╭─ INFORMATION PROVIDED

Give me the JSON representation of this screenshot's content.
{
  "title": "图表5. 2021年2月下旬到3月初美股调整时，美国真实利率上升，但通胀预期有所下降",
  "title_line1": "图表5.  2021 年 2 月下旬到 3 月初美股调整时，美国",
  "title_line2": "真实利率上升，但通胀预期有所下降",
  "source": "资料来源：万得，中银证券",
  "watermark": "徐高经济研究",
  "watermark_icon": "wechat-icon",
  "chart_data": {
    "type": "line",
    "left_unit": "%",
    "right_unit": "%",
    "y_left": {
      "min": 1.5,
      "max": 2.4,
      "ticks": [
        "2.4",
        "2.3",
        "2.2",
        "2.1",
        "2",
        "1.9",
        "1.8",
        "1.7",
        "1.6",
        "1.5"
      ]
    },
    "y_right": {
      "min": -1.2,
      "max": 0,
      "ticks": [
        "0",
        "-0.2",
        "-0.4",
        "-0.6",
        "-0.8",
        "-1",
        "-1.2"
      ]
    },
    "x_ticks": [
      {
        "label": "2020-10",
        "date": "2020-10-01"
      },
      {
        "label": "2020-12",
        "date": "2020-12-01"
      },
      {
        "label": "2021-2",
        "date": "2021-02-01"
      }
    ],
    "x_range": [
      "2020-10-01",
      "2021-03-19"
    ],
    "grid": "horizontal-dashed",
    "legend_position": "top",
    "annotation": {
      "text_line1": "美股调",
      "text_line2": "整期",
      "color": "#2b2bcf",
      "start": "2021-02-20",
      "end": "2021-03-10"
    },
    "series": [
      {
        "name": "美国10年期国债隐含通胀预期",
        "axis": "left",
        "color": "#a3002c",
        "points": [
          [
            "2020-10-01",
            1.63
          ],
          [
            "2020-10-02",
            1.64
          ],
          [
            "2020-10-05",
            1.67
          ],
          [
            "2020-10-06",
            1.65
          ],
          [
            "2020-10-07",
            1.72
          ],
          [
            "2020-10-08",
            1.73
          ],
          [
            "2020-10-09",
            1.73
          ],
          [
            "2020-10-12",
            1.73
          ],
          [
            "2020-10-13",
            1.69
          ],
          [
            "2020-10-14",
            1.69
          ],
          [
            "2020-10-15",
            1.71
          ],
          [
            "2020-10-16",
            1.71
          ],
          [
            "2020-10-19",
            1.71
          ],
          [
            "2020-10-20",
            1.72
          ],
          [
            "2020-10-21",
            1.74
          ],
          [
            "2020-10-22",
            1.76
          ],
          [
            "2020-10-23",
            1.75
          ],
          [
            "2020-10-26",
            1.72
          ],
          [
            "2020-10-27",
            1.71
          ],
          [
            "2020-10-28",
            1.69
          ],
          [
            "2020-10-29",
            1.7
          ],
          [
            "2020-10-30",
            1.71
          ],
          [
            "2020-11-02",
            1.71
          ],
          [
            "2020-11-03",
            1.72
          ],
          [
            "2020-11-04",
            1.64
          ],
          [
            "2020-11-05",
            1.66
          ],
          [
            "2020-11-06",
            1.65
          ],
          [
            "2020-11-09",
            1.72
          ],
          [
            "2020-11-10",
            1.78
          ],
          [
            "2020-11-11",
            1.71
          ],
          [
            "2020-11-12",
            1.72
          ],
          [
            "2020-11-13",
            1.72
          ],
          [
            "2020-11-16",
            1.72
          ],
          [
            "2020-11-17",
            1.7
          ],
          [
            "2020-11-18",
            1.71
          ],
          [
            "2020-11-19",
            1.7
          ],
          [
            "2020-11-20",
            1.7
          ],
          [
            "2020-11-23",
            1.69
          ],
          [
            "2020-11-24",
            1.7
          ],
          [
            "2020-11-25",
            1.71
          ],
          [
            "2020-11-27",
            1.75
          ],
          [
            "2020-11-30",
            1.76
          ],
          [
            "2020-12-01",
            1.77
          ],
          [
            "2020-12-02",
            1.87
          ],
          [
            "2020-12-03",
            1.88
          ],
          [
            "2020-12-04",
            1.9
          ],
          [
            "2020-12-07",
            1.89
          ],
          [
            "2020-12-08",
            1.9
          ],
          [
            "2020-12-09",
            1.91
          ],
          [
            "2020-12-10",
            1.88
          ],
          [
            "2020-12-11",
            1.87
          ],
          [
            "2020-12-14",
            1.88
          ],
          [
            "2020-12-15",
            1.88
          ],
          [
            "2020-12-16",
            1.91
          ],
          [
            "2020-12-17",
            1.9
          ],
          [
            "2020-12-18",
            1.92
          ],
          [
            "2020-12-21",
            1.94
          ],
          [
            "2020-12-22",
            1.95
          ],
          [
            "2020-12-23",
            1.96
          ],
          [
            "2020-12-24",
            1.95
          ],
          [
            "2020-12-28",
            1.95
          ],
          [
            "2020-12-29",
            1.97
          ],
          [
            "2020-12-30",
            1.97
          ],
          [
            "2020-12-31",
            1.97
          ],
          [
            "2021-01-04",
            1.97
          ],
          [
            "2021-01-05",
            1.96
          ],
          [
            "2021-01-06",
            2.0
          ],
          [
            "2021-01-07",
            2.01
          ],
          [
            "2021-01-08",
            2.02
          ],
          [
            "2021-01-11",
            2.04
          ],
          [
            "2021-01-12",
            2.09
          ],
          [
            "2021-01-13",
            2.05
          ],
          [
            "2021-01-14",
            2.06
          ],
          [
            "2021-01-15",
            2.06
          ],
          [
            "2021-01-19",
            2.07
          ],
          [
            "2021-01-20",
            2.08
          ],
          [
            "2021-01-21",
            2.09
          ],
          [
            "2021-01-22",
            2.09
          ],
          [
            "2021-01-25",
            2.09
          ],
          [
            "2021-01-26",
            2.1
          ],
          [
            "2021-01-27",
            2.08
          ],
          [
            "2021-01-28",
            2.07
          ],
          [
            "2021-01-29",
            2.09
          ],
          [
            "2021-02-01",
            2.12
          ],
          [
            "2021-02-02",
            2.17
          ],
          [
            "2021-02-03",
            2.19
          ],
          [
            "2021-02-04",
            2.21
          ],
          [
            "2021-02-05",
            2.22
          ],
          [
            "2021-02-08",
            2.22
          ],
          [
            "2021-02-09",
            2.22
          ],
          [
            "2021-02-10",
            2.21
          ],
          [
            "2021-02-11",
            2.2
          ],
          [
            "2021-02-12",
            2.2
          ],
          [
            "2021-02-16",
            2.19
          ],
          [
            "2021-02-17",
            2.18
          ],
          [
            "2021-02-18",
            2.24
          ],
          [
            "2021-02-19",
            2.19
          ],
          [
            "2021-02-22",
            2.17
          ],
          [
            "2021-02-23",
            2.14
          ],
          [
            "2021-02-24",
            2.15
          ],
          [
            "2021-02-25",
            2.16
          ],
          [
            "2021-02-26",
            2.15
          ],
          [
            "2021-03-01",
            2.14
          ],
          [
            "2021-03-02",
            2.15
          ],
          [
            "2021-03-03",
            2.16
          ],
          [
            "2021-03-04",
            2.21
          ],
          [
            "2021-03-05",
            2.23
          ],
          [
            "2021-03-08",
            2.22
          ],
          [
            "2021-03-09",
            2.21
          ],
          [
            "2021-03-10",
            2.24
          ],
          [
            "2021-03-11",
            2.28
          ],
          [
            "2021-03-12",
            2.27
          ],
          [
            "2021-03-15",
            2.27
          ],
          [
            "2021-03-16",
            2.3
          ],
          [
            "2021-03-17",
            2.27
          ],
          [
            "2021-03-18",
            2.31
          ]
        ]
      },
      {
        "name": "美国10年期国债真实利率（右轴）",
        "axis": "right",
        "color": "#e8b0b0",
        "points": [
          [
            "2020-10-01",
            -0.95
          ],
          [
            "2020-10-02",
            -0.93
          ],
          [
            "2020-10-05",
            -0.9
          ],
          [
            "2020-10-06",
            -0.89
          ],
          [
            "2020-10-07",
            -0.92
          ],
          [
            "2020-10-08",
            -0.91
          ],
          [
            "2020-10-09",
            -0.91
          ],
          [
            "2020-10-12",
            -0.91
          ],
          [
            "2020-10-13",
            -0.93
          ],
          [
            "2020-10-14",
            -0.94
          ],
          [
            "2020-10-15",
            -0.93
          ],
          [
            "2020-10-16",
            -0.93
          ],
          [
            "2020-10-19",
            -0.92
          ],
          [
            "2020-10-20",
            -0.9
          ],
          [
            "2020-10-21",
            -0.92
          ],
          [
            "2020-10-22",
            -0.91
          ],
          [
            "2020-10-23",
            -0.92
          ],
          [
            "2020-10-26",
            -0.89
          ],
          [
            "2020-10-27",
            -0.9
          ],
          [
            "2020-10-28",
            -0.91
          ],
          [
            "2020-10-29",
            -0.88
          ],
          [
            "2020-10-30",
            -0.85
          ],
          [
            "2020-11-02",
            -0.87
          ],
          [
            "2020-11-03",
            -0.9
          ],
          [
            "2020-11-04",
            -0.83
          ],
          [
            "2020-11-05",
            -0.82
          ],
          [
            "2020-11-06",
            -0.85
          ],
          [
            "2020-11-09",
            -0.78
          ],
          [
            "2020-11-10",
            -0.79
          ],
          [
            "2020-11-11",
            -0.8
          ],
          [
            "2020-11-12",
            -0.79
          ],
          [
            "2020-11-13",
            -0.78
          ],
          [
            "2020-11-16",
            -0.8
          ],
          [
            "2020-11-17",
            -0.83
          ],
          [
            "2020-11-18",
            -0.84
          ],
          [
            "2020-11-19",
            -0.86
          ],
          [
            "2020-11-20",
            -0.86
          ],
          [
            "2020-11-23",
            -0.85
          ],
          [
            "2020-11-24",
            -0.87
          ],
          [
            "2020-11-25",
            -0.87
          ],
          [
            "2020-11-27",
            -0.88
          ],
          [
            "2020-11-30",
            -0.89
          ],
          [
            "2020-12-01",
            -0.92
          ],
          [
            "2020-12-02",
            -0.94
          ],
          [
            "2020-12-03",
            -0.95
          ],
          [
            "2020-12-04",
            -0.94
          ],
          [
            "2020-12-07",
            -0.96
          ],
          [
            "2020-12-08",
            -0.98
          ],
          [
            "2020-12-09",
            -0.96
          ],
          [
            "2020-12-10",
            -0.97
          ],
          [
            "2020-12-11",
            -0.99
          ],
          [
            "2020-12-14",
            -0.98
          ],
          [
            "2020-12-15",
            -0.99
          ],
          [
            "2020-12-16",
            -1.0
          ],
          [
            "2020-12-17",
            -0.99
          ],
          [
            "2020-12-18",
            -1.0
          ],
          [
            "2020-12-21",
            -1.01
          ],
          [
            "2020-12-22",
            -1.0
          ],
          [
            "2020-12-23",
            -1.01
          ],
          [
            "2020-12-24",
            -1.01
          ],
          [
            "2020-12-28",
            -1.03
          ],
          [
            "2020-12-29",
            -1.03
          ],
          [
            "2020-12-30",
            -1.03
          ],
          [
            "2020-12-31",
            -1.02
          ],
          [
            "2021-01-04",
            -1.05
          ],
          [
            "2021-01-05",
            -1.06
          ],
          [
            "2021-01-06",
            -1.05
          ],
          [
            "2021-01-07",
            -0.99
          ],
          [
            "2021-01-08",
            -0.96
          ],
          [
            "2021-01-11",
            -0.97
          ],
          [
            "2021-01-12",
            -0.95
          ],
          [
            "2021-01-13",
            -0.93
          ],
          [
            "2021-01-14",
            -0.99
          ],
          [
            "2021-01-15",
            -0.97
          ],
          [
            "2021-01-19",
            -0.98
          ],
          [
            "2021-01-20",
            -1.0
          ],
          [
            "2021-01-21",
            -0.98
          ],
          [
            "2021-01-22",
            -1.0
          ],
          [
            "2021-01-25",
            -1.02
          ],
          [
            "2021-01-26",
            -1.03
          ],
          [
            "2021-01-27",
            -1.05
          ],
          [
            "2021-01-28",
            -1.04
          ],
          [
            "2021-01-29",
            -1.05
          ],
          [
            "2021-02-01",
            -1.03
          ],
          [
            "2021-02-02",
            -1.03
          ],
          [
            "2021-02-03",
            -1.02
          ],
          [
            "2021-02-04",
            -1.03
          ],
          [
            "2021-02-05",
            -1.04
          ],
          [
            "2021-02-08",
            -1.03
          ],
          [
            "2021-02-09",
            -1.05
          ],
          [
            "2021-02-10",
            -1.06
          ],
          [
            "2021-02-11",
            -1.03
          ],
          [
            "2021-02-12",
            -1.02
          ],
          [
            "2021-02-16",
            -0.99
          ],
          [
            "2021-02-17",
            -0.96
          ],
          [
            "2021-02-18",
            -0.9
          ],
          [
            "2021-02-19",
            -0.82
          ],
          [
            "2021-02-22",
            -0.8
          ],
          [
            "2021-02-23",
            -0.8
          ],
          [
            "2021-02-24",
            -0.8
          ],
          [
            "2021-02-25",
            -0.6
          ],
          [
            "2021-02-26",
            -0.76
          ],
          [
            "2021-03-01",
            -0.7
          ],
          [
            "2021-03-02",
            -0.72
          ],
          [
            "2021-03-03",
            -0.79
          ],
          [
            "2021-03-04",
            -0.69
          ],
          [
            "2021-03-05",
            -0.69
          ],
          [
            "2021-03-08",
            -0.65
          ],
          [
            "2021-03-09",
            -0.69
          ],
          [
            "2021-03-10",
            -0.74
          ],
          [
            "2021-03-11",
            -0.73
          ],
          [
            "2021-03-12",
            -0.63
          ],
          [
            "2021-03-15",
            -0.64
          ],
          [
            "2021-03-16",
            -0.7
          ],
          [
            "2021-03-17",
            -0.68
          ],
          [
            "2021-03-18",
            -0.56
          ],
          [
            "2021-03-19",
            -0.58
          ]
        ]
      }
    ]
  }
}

╰─

- _TASK TO COMPLETE_: Copy in full each line that holds the word "color".

- _SOLUTION_:
      "color": "#2b2bcf",
        "color": "#a3002c",
        "color": "#e8b0b0",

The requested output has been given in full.